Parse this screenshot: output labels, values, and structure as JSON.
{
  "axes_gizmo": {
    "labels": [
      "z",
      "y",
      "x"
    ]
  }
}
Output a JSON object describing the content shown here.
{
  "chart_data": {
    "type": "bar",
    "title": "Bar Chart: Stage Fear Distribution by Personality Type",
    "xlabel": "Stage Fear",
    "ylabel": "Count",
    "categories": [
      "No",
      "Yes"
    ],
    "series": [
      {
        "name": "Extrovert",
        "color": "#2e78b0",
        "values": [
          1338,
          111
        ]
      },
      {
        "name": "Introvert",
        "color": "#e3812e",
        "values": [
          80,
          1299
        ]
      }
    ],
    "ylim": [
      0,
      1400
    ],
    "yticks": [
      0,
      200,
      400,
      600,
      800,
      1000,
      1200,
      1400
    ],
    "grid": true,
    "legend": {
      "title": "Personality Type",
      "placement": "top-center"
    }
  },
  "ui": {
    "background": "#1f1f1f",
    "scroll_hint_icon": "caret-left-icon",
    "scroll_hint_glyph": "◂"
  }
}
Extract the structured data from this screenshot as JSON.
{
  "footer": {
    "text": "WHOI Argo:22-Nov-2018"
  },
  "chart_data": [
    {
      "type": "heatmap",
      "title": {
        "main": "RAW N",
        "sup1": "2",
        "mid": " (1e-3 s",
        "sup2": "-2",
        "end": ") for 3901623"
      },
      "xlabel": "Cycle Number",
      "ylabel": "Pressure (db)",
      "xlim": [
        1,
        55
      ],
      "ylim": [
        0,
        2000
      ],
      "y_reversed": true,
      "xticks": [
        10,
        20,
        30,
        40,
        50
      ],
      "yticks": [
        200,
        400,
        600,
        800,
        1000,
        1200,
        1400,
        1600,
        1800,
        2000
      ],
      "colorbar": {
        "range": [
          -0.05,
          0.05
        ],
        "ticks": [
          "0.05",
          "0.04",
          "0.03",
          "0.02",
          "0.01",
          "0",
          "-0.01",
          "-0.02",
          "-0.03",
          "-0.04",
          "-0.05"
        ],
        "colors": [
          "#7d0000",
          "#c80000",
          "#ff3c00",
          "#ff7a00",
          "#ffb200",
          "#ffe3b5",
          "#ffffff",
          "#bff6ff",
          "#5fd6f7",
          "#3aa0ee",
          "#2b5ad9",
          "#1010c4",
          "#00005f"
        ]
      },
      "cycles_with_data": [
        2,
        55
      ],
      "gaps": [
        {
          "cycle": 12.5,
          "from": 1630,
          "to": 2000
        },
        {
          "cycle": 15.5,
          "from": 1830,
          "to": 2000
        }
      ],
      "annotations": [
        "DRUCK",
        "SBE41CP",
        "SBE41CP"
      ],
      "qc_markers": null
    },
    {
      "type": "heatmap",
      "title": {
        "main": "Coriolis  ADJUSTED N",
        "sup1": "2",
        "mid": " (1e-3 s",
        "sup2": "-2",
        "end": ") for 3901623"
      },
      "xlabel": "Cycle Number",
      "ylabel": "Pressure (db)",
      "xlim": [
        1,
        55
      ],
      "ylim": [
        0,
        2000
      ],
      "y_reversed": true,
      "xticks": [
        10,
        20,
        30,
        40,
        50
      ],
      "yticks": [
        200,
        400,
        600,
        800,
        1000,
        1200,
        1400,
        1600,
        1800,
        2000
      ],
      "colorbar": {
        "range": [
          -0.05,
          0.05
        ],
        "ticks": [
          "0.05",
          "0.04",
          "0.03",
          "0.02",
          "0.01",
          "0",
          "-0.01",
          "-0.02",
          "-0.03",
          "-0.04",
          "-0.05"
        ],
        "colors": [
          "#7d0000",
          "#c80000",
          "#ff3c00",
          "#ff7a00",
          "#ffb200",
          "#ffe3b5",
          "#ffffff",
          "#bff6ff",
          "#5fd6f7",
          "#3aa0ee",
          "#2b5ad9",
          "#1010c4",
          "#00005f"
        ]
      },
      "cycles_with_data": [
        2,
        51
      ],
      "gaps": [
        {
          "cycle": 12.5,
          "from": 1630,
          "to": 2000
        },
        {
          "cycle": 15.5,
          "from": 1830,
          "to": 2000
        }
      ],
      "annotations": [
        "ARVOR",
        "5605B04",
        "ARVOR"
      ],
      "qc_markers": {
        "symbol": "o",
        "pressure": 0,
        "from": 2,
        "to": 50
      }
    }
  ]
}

■ ■ ■ ■ ■ ■ ■

* **What is needed**:
Copy every line of the data that holds the string "Personality".

* **The answer**:
    "title": "Bar Chart: Stage Fear Distribution by Personality Type",
      "title": "Personality Type",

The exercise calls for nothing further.